◆ Problem statement:
Every entry that follows needs to be repeated exactly.

◆ Supplied records:
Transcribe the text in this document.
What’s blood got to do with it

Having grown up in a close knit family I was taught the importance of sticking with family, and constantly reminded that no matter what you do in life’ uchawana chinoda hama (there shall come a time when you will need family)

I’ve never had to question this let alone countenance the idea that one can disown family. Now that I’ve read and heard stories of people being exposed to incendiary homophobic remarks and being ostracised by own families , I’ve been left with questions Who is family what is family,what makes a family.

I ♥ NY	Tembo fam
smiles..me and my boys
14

◆ Solved problem:
Transcribe the text in this document.
What’s blood got to do with it

Having grown up in a close knit family I was taught the importance of sticking with family, and constantly reminded that no matter what you do in life’ uchawana chinoda hama (there shall come a time when you will need family)

I’ve never had to question this let alone countenance the idea that one can disown family. Now that I’ve read and heard stories of people being exposed to incendiary homophobic remarks and being ostracised by own families , I’ve been left with questions Who is family what is family,what makes a family.

I ♥ NY	Tembo fam
smiles..me and my boys
14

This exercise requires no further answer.